What is asked: Answer with one number only: the number of lines that contain "declarar".

Data:
______________________________

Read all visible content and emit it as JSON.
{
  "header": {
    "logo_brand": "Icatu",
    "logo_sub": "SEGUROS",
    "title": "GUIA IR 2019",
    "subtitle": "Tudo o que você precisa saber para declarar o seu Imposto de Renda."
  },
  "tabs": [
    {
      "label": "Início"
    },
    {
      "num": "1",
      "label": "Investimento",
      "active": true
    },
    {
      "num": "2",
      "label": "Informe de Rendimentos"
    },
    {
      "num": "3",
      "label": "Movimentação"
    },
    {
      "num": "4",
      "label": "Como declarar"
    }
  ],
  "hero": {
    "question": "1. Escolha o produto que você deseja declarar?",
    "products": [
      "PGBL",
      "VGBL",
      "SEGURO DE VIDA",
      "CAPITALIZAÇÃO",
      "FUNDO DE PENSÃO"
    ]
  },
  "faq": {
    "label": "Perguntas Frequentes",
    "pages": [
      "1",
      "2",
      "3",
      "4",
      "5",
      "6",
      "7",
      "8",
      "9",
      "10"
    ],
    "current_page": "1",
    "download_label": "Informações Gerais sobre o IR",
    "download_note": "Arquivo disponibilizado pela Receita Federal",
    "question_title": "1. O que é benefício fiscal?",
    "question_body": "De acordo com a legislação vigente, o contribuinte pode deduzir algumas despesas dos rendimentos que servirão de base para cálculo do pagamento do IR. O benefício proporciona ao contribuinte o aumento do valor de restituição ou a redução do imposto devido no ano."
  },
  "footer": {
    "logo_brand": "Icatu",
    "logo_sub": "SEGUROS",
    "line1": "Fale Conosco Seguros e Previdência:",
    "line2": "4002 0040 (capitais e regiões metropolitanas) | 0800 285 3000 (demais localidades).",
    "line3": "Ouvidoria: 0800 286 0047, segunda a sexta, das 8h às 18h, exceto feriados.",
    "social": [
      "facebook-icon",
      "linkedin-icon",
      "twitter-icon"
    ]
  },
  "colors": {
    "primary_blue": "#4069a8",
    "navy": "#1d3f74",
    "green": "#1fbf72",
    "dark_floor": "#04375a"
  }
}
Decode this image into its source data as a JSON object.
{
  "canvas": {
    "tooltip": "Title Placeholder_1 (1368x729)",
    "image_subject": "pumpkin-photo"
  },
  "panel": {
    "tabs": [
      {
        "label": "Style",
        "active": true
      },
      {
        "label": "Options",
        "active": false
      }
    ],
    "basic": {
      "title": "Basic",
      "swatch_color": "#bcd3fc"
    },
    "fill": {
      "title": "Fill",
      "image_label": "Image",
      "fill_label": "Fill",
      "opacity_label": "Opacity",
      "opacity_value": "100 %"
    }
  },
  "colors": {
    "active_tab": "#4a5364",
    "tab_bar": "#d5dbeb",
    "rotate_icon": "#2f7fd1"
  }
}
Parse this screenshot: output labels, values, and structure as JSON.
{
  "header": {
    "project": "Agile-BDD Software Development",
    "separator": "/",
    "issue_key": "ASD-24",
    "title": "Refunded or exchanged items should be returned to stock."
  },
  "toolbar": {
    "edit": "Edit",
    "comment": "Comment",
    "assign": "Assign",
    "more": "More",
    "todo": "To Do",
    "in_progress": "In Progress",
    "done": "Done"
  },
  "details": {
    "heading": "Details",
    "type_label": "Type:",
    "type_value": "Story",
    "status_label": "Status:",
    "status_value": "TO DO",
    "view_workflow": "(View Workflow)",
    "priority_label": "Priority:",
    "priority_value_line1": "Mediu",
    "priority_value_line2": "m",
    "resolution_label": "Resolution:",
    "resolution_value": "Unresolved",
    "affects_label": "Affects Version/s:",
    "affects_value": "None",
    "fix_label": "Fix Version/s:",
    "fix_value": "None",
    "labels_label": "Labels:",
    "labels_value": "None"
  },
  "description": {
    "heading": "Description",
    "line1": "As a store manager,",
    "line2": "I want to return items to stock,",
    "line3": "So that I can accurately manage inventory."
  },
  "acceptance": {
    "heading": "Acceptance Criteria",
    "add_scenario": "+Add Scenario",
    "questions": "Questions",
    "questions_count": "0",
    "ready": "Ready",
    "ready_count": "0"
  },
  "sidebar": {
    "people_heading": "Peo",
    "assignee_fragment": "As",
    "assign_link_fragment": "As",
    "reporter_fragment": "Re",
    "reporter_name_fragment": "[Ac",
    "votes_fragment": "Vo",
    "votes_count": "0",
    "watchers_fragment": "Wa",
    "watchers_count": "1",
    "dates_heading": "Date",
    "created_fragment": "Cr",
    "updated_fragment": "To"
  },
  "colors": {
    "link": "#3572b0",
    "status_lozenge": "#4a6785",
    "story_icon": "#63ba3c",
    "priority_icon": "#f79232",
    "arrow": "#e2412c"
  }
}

______________________________

Solution below: 3